• **WORK TO DO**: With the pictures omitted, write out the entries that follow exactly as they stand.
* begin INFORMATION SHOWN *
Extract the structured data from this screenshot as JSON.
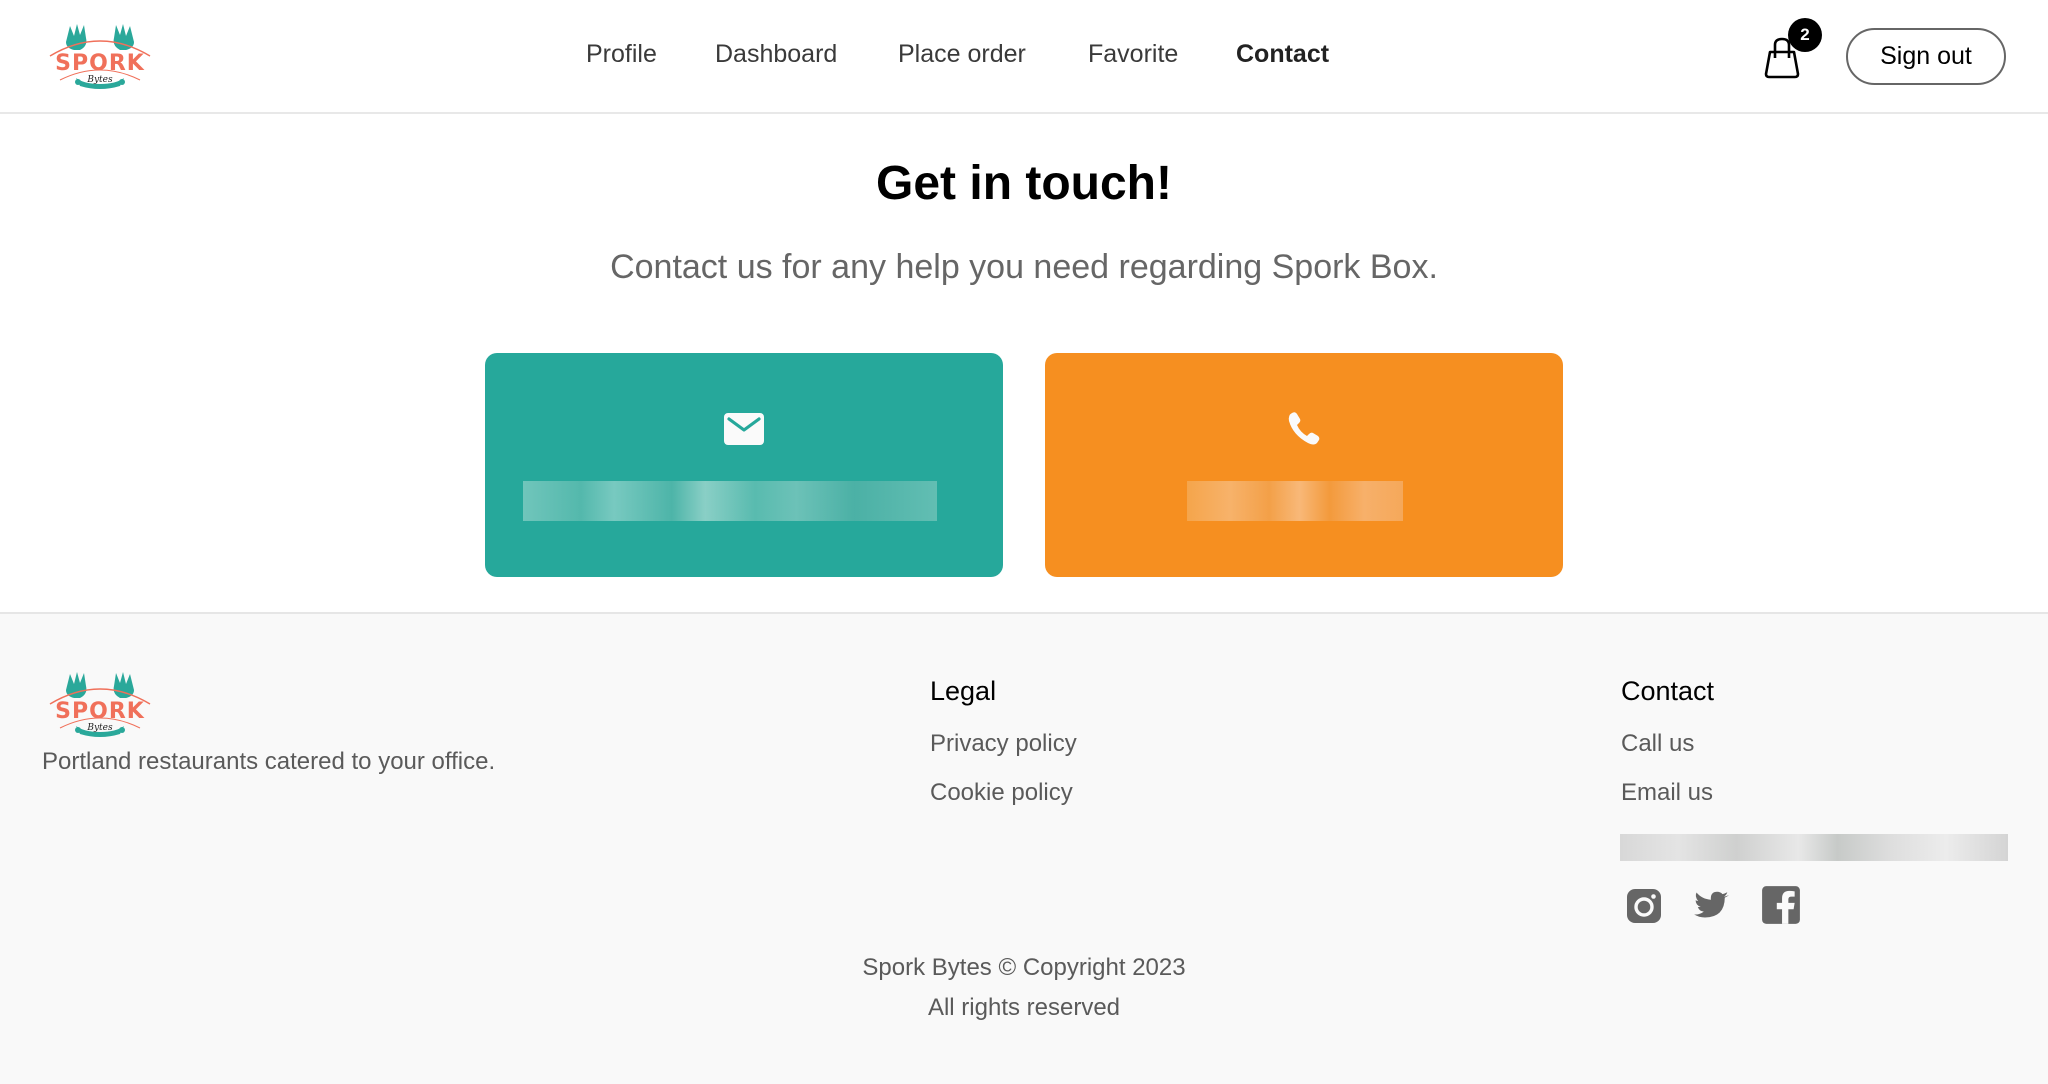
{
  "header": {
    "logo_alt": "Spork Bytes",
    "nav": [
      {
        "label": "Profile",
        "active": false
      },
      {
        "label": "Dashboard",
        "active": false
      },
      {
        "label": "Place order",
        "active": false
      },
      {
        "label": "Favorite",
        "active": false
      },
      {
        "label": "Contact",
        "active": true
      }
    ],
    "cart": {
      "icon": "shopping-bag-icon",
      "count": "2"
    },
    "signout_label": "Sign out"
  },
  "main": {
    "title": "Get in touch!",
    "subtitle": "Contact us for any help you need regarding Spork Box.",
    "cards": [
      {
        "type": "email",
        "icon": "envelope-icon",
        "value": "[redacted]",
        "color": "#26a89b"
      },
      {
        "type": "phone",
        "icon": "phone-icon",
        "value": "[redacted]",
        "color": "#f68f20"
      }
    ]
  },
  "footer": {
    "tagline": "Portland restaurants catered to your office.",
    "legal": {
      "title": "Legal",
      "links": [
        "Privacy policy",
        "Cookie policy"
      ]
    },
    "contact": {
      "title": "Contact",
      "links": [
        "Call us",
        "Email us"
      ],
      "address": "[redacted]"
    },
    "social": [
      "instagram-icon",
      "twitter-icon",
      "facebook-icon"
    ],
    "copyright_line1": "Spork Bytes © Copyright 2023",
    "copyright_line2": "All rights reserved"
  },
  "colors": {
    "brand_coral": "#f0705a",
    "brand_teal": "#2aa89a",
    "email_card": "#26a89b",
    "phone_card": "#f68f20",
    "footer_bg": "#f9f9f9"
  }
}
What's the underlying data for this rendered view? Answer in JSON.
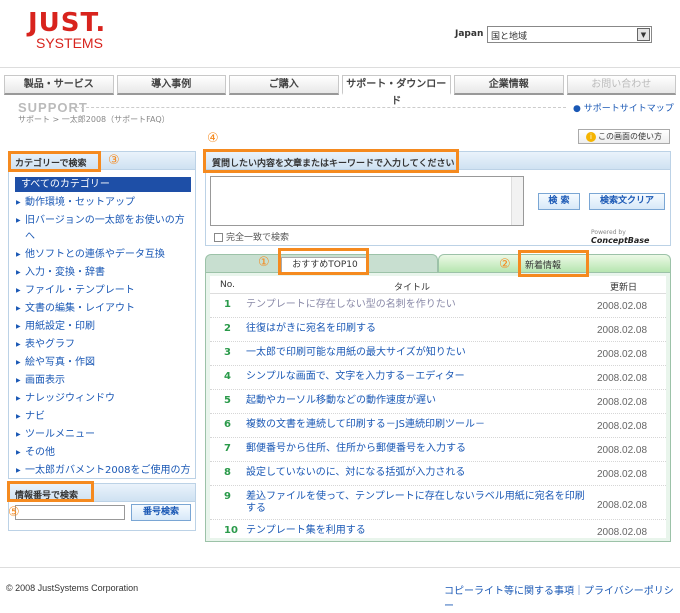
* end INFORMATION SHOWN *
• **PROBLEM SOLUTION**:
Extract the structured data from this screenshot as JSON.
{
  "header": {
    "logo_alt": "Spork Bytes",
    "nav": [
      {
        "label": "Profile",
        "active": false
      },
      {
        "label": "Dashboard",
        "active": false
      },
      {
        "label": "Place order",
        "active": false
      },
      {
        "label": "Favorite",
        "active": false
      },
      {
        "label": "Contact",
        "active": true
      }
    ],
    "cart": {
      "icon": "shopping-bag-icon",
      "count": "2"
    },
    "signout_label": "Sign out"
  },
  "main": {
    "title": "Get in touch!",
    "subtitle": "Contact us for any help you need regarding Spork Box.",
    "cards": [
      {
        "type": "email",
        "icon": "envelope-icon",
        "value": "[redacted]",
        "color": "#26a89b"
      },
      {
        "type": "phone",
        "icon": "phone-icon",
        "value": "[redacted]",
        "color": "#f68f20"
      }
    ]
  },
  "footer": {
    "tagline": "Portland restaurants catered to your office.",
    "legal": {
      "title": "Legal",
      "links": [
        "Privacy policy",
        "Cookie policy"
      ]
    },
    "contact": {
      "title": "Contact",
      "links": [
        "Call us",
        "Email us"
      ],
      "address": "[redacted]"
    },
    "social": [
      "instagram-icon",
      "twitter-icon",
      "facebook-icon"
    ],
    "copyright_line1": "Spork Bytes © Copyright 2023",
    "copyright_line2": "All rights reserved"
  },
  "colors": {
    "brand_coral": "#f0705a",
    "brand_teal": "#2aa89a",
    "email_card": "#26a89b",
    "phone_card": "#f68f20",
    "footer_bg": "#f9f9f9"
  }
}
What's the underlying data for this rendered view? Answer in JSON.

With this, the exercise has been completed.